Exercise
Present the data once more in exactly its original form.

* * *

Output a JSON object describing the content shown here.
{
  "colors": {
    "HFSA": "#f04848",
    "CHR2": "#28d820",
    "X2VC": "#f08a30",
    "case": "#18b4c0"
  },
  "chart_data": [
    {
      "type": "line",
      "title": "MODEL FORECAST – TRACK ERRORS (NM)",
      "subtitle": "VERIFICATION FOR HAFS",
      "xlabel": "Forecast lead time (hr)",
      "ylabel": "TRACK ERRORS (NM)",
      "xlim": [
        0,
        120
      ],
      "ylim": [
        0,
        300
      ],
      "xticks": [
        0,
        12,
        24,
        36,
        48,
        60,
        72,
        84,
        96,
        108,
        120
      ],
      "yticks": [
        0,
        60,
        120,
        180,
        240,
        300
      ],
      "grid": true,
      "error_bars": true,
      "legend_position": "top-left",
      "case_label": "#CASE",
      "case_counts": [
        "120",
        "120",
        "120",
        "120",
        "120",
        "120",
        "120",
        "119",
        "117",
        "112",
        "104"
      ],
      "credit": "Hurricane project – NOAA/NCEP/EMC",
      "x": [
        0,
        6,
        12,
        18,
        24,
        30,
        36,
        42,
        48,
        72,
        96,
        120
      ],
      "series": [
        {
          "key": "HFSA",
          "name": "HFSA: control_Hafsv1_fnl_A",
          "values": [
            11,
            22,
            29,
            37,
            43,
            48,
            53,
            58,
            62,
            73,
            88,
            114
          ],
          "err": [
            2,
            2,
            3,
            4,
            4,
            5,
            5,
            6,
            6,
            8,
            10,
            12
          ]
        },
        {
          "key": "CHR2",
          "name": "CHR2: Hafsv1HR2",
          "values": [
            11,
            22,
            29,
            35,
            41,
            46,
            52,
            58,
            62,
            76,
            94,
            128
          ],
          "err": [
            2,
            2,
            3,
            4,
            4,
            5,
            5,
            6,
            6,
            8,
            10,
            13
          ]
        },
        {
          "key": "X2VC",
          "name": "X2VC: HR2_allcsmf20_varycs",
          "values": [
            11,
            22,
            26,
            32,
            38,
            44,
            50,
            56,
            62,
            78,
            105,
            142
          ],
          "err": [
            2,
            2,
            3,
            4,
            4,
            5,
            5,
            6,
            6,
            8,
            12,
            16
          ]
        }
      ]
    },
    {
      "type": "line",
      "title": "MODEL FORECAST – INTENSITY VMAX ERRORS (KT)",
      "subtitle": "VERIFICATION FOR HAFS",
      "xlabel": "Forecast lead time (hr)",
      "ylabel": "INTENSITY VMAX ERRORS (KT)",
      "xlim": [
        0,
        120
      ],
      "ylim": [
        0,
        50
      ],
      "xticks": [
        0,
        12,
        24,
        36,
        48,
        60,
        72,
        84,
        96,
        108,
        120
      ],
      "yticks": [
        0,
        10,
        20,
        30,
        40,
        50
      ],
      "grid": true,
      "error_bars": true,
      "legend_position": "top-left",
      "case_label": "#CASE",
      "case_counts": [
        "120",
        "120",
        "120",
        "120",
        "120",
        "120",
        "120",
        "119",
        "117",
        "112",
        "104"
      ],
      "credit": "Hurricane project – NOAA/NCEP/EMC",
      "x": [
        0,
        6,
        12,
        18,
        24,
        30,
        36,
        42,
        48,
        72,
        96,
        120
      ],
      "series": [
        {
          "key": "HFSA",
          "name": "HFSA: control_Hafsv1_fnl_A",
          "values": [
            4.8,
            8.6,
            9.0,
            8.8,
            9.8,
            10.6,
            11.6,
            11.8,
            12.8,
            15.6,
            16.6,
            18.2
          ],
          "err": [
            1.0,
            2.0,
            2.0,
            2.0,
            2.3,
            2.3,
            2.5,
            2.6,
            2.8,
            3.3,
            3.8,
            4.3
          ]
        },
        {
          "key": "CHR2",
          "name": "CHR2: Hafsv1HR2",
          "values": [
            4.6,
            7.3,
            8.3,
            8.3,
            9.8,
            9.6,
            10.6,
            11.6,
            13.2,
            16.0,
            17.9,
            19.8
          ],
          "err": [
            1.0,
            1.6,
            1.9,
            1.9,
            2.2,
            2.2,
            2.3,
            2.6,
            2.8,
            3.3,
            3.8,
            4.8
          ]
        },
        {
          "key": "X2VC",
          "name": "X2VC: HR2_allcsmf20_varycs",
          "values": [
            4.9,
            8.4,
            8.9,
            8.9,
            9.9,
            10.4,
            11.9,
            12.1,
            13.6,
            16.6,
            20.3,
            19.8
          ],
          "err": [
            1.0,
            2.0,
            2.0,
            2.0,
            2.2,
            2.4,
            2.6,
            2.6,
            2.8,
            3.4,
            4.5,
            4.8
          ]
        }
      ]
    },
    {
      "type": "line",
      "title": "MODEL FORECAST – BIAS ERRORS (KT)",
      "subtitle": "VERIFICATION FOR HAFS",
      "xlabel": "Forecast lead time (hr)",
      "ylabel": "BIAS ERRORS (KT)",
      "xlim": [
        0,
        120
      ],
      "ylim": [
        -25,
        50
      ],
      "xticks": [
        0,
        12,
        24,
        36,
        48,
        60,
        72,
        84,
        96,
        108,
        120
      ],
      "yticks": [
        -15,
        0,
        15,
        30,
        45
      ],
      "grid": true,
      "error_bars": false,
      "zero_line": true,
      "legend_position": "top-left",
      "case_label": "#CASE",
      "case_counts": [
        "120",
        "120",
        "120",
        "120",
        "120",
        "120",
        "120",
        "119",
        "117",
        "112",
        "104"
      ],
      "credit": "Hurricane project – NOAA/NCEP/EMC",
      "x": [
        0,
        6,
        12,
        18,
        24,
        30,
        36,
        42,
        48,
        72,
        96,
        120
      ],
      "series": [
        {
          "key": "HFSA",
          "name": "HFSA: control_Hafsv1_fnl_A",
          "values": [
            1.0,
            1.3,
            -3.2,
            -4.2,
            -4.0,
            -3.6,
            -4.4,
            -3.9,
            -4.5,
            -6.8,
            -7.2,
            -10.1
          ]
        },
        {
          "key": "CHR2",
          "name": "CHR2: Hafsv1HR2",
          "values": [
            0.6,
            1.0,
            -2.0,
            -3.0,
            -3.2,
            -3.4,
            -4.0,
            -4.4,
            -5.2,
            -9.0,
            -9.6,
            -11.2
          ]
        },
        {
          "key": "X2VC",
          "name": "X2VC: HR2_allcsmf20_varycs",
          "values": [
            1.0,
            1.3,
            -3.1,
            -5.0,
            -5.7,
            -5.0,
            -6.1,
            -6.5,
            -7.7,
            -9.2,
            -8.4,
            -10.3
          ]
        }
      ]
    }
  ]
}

* * *

Problem solution
Output a JSON object describing the content shown here.
{
  "colors": {
    "HFSA": "#f04848",
    "CHR2": "#28d820",
    "X2VC": "#f08a30",
    "case": "#18b4c0"
  },
  "chart_data": [
    {
      "type": "line",
      "title": "MODEL FORECAST – TRACK ERRORS (NM)",
      "subtitle": "VERIFICATION FOR HAFS",
      "xlabel": "Forecast lead time (hr)",
      "ylabel": "TRACK ERRORS (NM)",
      "xlim": [
        0,
        120
      ],
      "ylim": [
        0,
        300
      ],
      "xticks": [
        0,
        12,
        24,
        36,
        48,
        60,
        72,
        84,
        96,
        108,
        120
      ],
      "yticks": [
        0,
        60,
        120,
        180,
        240,
        300
      ],
      "grid": true,
      "error_bars": true,
      "legend_position": "top-left",
      "case_label": "#CASE",
      "case_counts": [
        "120",
        "120",
        "120",
        "120",
        "120",
        "120",
        "120",
        "119",
        "117",
        "112",
        "104"
      ],
      "credit": "Hurricane project – NOAA/NCEP/EMC",
      "x": [
        0,
        6,
        12,
        18,
        24,
        30,
        36,
        42,
        48,
        72,
        96,
        120
      ],
      "series": [
        {
          "key": "HFSA",
          "name": "HFSA: control_Hafsv1_fnl_A",
          "values": [
            11,
            22,
            29,
            37,
            43,
            48,
            53,
            58,
            62,
            73,
            88,
            114
          ],
          "err": [
            2,
            2,
            3,
            4,
            4,
            5,
            5,
            6,
            6,
            8,
            10,
            12
          ]
        },
        {
          "key": "CHR2",
          "name": "CHR2: Hafsv1HR2",
          "values": [
            11,
            22,
            29,
            35,
            41,
            46,
            52,
            58,
            62,
            76,
            94,
            128
          ],
          "err": [
            2,
            2,
            3,
            4,
            4,
            5,
            5,
            6,
            6,
            8,
            10,
            13
          ]
        },
        {
          "key": "X2VC",
          "name": "X2VC: HR2_allcsmf20_varycs",
          "values": [
            11,
            22,
            26,
            32,
            38,
            44,
            50,
            56,
            62,
            78,
            105,
            142
          ],
          "err": [
            2,
            2,
            3,
            4,
            4,
            5,
            5,
            6,
            6,
            8,
            12,
            16
          ]
        }
      ]
    },
    {
      "type": "line",
      "title": "MODEL FORECAST – INTENSITY VMAX ERRORS (KT)",
      "subtitle": "VERIFICATION FOR HAFS",
      "xlabel": "Forecast lead time (hr)",
      "ylabel": "INTENSITY VMAX ERRORS (KT)",
      "xlim": [
        0,
        120
      ],
      "ylim": [
        0,
        50
      ],
      "xticks": [
        0,
        12,
        24,
        36,
        48,
        60,
        72,
        84,
        96,
        108,
        120
      ],
      "yticks": [
        0,
        10,
        20,
        30,
        40,
        50
      ],
      "grid": true,
      "error_bars": true,
      "legend_position": "top-left",
      "case_label": "#CASE",
      "case_counts": [
        "120",
        "120",
        "120",
        "120",
        "120",
        "120",
        "120",
        "119",
        "117",
        "112",
        "104"
      ],
      "credit": "Hurricane project – NOAA/NCEP/EMC",
      "x": [
        0,
        6,
        12,
        18,
        24,
        30,
        36,
        42,
        48,
        72,
        96,
        120
      ],
      "series": [
        {
          "key": "HFSA",
          "name": "HFSA: control_Hafsv1_fnl_A",
          "values": [
            4.8,
            8.6,
            9.0,
            8.8,
            9.8,
            10.6,
            11.6,
            11.8,
            12.8,
            15.6,
            16.6,
            18.2
          ],
          "err": [
            1.0,
            2.0,
            2.0,
            2.0,
            2.3,
            2.3,
            2.5,
            2.6,
            2.8,
            3.3,
            3.8,
            4.3
          ]
        },
        {
          "key": "CHR2",
          "name": "CHR2: Hafsv1HR2",
          "values": [
            4.6,
            7.3,
            8.3,
            8.3,
            9.8,
            9.6,
            10.6,
            11.6,
            13.2,
            16.0,
            17.9,
            19.8
          ],
          "err": [
            1.0,
            1.6,
            1.9,
            1.9,
            2.2,
            2.2,
            2.3,
            2.6,
            2.8,
            3.3,
            3.8,
            4.8
          ]
        },
        {
          "key": "X2VC",
          "name": "X2VC: HR2_allcsmf20_varycs",
          "values": [
            4.9,
            8.4,
            8.9,
            8.9,
            9.9,
            10.4,
            11.9,
            12.1,
            13.6,
            16.6,
            20.3,
            19.8
          ],
          "err": [
            1.0,
            2.0,
            2.0,
            2.0,
            2.2,
            2.4,
            2.6,
            2.6,
            2.8,
            3.4,
            4.5,
            4.8
          ]
        }
      ]
    },
    {
      "type": "line",
      "title": "MODEL FORECAST – BIAS ERRORS (KT)",
      "subtitle": "VERIFICATION FOR HAFS",
      "xlabel": "Forecast lead time (hr)",
      "ylabel": "BIAS ERRORS (KT)",
      "xlim": [
        0,
        120
      ],
      "ylim": [
        -25,
        50
      ],
      "xticks": [
        0,
        12,
        24,
        36,
        48,
        60,
        72,
        84,
        96,
        108,
        120
      ],
      "yticks": [
        -15,
        0,
        15,
        30,
        45
      ],
      "grid": true,
      "error_bars": false,
      "zero_line": true,
      "legend_position": "top-left",
      "case_label": "#CASE",
      "case_counts": [
        "120",
        "120",
        "120",
        "120",
        "120",
        "120",
        "120",
        "119",
        "117",
        "112",
        "104"
      ],
      "credit": "Hurricane project – NOAA/NCEP/EMC",
      "x": [
        0,
        6,
        12,
        18,
        24,
        30,
        36,
        42,
        48,
        72,
        96,
        120
      ],
      "series": [
        {
          "key": "HFSA",
          "name": "HFSA: control_Hafsv1_fnl_A",
          "values": [
            1.0,
            1.3,
            -3.2,
            -4.2,
            -4.0,
            -3.6,
            -4.4,
            -3.9,
            -4.5,
            -6.8,
            -7.2,
            -10.1
          ]
        },
        {
          "key": "CHR2",
          "name": "CHR2: Hafsv1HR2",
          "values": [
            0.6,
            1.0,
            -2.0,
            -3.0,
            -3.2,
            -3.4,
            -4.0,
            -4.4,
            -5.2,
            -9.0,
            -9.6,
            -11.2
          ]
        },
        {
          "key": "X2VC",
          "name": "X2VC: HR2_allcsmf20_varycs",
          "values": [
            1.0,
            1.3,
            -3.1,
            -5.0,
            -5.7,
            -5.0,
            -6.1,
            -6.5,
            -7.7,
            -9.2,
            -8.4,
            -10.3
          ]
        }
      ]
    }
  ]
}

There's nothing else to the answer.